* START Data shown *

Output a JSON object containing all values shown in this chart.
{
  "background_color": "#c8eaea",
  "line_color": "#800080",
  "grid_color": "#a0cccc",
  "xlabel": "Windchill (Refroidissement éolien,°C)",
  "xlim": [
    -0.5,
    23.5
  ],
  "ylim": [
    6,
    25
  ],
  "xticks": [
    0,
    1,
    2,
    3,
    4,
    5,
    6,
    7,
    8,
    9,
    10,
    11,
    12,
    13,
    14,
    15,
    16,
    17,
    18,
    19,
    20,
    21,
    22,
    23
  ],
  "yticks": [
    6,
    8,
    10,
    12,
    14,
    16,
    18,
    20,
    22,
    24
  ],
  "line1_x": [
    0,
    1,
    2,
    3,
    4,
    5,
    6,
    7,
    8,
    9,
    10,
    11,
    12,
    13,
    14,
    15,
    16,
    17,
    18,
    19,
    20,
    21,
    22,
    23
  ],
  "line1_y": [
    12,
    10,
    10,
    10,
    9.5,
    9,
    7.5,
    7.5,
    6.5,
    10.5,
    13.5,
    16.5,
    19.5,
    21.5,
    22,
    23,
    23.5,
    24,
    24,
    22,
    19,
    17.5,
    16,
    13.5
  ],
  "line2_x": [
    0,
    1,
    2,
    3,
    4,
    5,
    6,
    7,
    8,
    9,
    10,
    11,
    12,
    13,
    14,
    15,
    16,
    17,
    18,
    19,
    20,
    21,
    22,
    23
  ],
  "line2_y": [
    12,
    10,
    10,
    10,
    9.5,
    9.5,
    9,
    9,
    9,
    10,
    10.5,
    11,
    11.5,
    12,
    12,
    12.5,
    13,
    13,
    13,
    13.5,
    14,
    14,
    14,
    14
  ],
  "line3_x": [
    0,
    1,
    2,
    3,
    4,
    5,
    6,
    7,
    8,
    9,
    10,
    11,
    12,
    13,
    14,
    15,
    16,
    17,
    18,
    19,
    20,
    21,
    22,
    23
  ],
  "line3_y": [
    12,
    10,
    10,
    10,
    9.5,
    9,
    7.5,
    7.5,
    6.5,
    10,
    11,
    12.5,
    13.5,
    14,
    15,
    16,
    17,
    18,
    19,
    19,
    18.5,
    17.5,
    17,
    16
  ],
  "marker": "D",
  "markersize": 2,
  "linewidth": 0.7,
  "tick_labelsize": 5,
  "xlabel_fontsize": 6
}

* END Data shown *

* Aim
Reproduce the material verbatim, line by line.

* Solution for this problem
Output a JSON object containing all values shown in this chart.
{
  "background_color": "#c8eaea",
  "line_color": "#800080",
  "grid_color": "#a0cccc",
  "xlabel": "Windchill (Refroidissement éolien,°C)",
  "xlim": [
    -0.5,
    23.5
  ],
  "ylim": [
    6,
    25
  ],
  "xticks": [
    0,
    1,
    2,
    3,
    4,
    5,
    6,
    7,
    8,
    9,
    10,
    11,
    12,
    13,
    14,
    15,
    16,
    17,
    18,
    19,
    20,
    21,
    22,
    23
  ],
  "yticks": [
    6,
    8,
    10,
    12,
    14,
    16,
    18,
    20,
    22,
    24
  ],
  "line1_x": [
    0,
    1,
    2,
    3,
    4,
    5,
    6,
    7,
    8,
    9,
    10,
    11,
    12,
    13,
    14,
    15,
    16,
    17,
    18,
    19,
    20,
    21,
    22,
    23
  ],
  "line1_y": [
    12,
    10,
    10,
    10,
    9.5,
    9,
    7.5,
    7.5,
    6.5,
    10.5,
    13.5,
    16.5,
    19.5,
    21.5,
    22,
    23,
    23.5,
    24,
    24,
    22,
    19,
    17.5,
    16,
    13.5
  ],
  "line2_x": [
    0,
    1,
    2,
    3,
    4,
    5,
    6,
    7,
    8,
    9,
    10,
    11,
    12,
    13,
    14,
    15,
    16,
    17,
    18,
    19,
    20,
    21,
    22,
    23
  ],
  "line2_y": [
    12,
    10,
    10,
    10,
    9.5,
    9.5,
    9,
    9,
    9,
    10,
    10.5,
    11,
    11.5,
    12,
    12,
    12.5,
    13,
    13,
    13,
    13.5,
    14,
    14,
    14,
    14
  ],
  "line3_x": [
    0,
    1,
    2,
    3,
    4,
    5,
    6,
    7,
    8,
    9,
    10,
    11,
    12,
    13,
    14,
    15,
    16,
    17,
    18,
    19,
    20,
    21,
    22,
    23
  ],
  "line3_y": [
    12,
    10,
    10,
    10,
    9.5,
    9,
    7.5,
    7.5,
    6.5,
    10,
    11,
    12.5,
    13.5,
    14,
    15,
    16,
    17,
    18,
    19,
    19,
    18.5,
    17.5,
    17,
    16
  ],
  "marker": "D",
  "markersize": 2,
  "linewidth": 0.7,
  "tick_labelsize": 5,
  "xlabel_fontsize": 6
}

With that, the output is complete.